Instructions to follow
Where a line in the listing contains the string "ffffff", copy that line out.

Raw data
○ ○ ○

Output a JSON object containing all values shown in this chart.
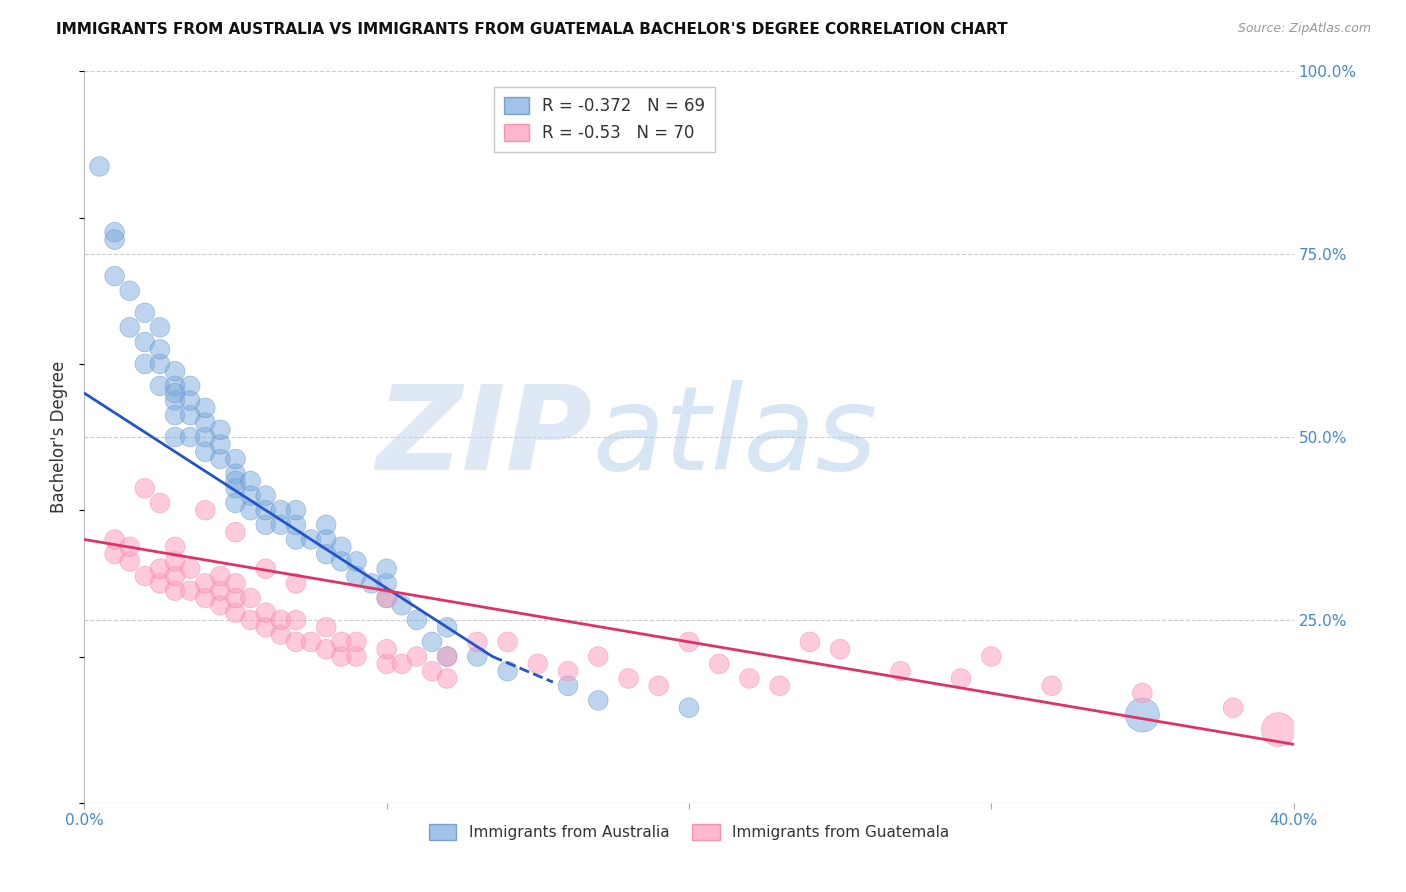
{
  "title": "IMMIGRANTS FROM AUSTRALIA VS IMMIGRANTS FROM GUATEMALA BACHELOR'S DEGREE CORRELATION CHART",
  "source": "Source: ZipAtlas.com",
  "ylabel_left": "Bachelor's Degree",
  "x_min": 0.0,
  "x_max": 0.4,
  "y_min": 0.0,
  "y_max": 1.0,
  "x_ticks": [
    0.0,
    0.1,
    0.2,
    0.3,
    0.4
  ],
  "x_tick_labels": [
    "0.0%",
    "",
    "",
    "",
    "40.0%"
  ],
  "y_ticks_right": [
    0.0,
    0.25,
    0.5,
    0.75,
    1.0
  ],
  "y_tick_labels_right": [
    "",
    "25.0%",
    "50.0%",
    "75.0%",
    "100.0%"
  ],
  "australia_color": "#7aaadd",
  "australia_edge_color": "#5588bb",
  "guatemala_color": "#ff99bb",
  "guatemala_edge_color": "#ee7799",
  "trend_aus_color": "#2255cc",
  "trend_gua_color": "#dd3366",
  "australia_R": -0.372,
  "australia_N": 69,
  "guatemala_R": -0.53,
  "guatemala_N": 70,
  "watermark_zip": "ZIP",
  "watermark_atlas": "atlas",
  "background_color": "#ffffff",
  "grid_color": "#cccccc",
  "title_color": "#111111",
  "right_axis_color": "#4488cc",
  "legend_box_color": "#ffffff",
  "legend_border_color": "#bbbbbb",
  "aus_scatter_x": [
    0.005,
    0.01,
    0.01,
    0.01,
    0.015,
    0.015,
    0.02,
    0.02,
    0.02,
    0.025,
    0.025,
    0.025,
    0.025,
    0.03,
    0.03,
    0.03,
    0.03,
    0.03,
    0.03,
    0.035,
    0.035,
    0.035,
    0.035,
    0.04,
    0.04,
    0.04,
    0.04,
    0.045,
    0.045,
    0.045,
    0.05,
    0.05,
    0.05,
    0.05,
    0.05,
    0.055,
    0.055,
    0.055,
    0.06,
    0.06,
    0.06,
    0.065,
    0.065,
    0.07,
    0.07,
    0.07,
    0.075,
    0.08,
    0.08,
    0.08,
    0.085,
    0.085,
    0.09,
    0.09,
    0.095,
    0.1,
    0.1,
    0.1,
    0.105,
    0.11,
    0.115,
    0.12,
    0.12,
    0.13,
    0.14,
    0.16,
    0.17,
    0.2,
    0.35
  ],
  "aus_scatter_y": [
    0.87,
    0.72,
    0.78,
    0.77,
    0.65,
    0.7,
    0.6,
    0.63,
    0.67,
    0.57,
    0.6,
    0.62,
    0.65,
    0.55,
    0.57,
    0.59,
    0.56,
    0.53,
    0.5,
    0.5,
    0.53,
    0.55,
    0.57,
    0.48,
    0.5,
    0.52,
    0.54,
    0.47,
    0.49,
    0.51,
    0.45,
    0.47,
    0.43,
    0.41,
    0.44,
    0.42,
    0.44,
    0.4,
    0.38,
    0.4,
    0.42,
    0.38,
    0.4,
    0.36,
    0.38,
    0.4,
    0.36,
    0.34,
    0.36,
    0.38,
    0.33,
    0.35,
    0.31,
    0.33,
    0.3,
    0.28,
    0.3,
    0.32,
    0.27,
    0.25,
    0.22,
    0.2,
    0.24,
    0.2,
    0.18,
    0.16,
    0.14,
    0.13,
    0.12
  ],
  "aus_scatter_sizes": [
    200,
    200,
    200,
    200,
    200,
    200,
    200,
    200,
    200,
    200,
    200,
    200,
    200,
    200,
    200,
    200,
    200,
    200,
    200,
    200,
    200,
    200,
    200,
    200,
    200,
    200,
    200,
    200,
    200,
    200,
    200,
    200,
    200,
    200,
    200,
    200,
    200,
    200,
    200,
    200,
    200,
    200,
    200,
    200,
    200,
    200,
    200,
    200,
    200,
    200,
    200,
    200,
    200,
    200,
    200,
    200,
    200,
    200,
    200,
    200,
    200,
    200,
    200,
    200,
    200,
    200,
    200,
    200,
    600
  ],
  "gua_scatter_x": [
    0.01,
    0.01,
    0.015,
    0.015,
    0.02,
    0.02,
    0.025,
    0.025,
    0.025,
    0.03,
    0.03,
    0.03,
    0.03,
    0.035,
    0.035,
    0.04,
    0.04,
    0.04,
    0.045,
    0.045,
    0.045,
    0.05,
    0.05,
    0.05,
    0.05,
    0.055,
    0.055,
    0.06,
    0.06,
    0.06,
    0.065,
    0.065,
    0.07,
    0.07,
    0.07,
    0.075,
    0.08,
    0.08,
    0.085,
    0.085,
    0.09,
    0.09,
    0.1,
    0.1,
    0.1,
    0.105,
    0.11,
    0.115,
    0.12,
    0.12,
    0.13,
    0.14,
    0.15,
    0.16,
    0.17,
    0.18,
    0.19,
    0.2,
    0.21,
    0.22,
    0.23,
    0.24,
    0.25,
    0.27,
    0.29,
    0.3,
    0.32,
    0.35,
    0.38,
    0.395
  ],
  "gua_scatter_y": [
    0.34,
    0.36,
    0.33,
    0.35,
    0.31,
    0.43,
    0.3,
    0.32,
    0.41,
    0.29,
    0.31,
    0.33,
    0.35,
    0.29,
    0.32,
    0.28,
    0.3,
    0.4,
    0.27,
    0.29,
    0.31,
    0.26,
    0.28,
    0.3,
    0.37,
    0.25,
    0.28,
    0.24,
    0.26,
    0.32,
    0.23,
    0.25,
    0.22,
    0.25,
    0.3,
    0.22,
    0.21,
    0.24,
    0.2,
    0.22,
    0.2,
    0.22,
    0.19,
    0.21,
    0.28,
    0.19,
    0.2,
    0.18,
    0.17,
    0.2,
    0.22,
    0.22,
    0.19,
    0.18,
    0.2,
    0.17,
    0.16,
    0.22,
    0.19,
    0.17,
    0.16,
    0.22,
    0.21,
    0.18,
    0.17,
    0.2,
    0.16,
    0.15,
    0.13,
    0.1
  ],
  "gua_scatter_sizes": [
    200,
    200,
    200,
    200,
    200,
    200,
    200,
    200,
    200,
    200,
    200,
    200,
    200,
    200,
    200,
    200,
    200,
    200,
    200,
    200,
    200,
    200,
    200,
    200,
    200,
    200,
    200,
    200,
    200,
    200,
    200,
    200,
    200,
    200,
    200,
    200,
    200,
    200,
    200,
    200,
    200,
    200,
    200,
    200,
    200,
    200,
    200,
    200,
    200,
    200,
    200,
    200,
    200,
    200,
    200,
    200,
    200,
    200,
    200,
    200,
    200,
    200,
    200,
    200,
    200,
    200,
    200,
    200,
    200,
    600
  ]
}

○ ○ ○

Response to the task
  "background_color": "#ffffff",
  "legend_box_color": "#ffffff",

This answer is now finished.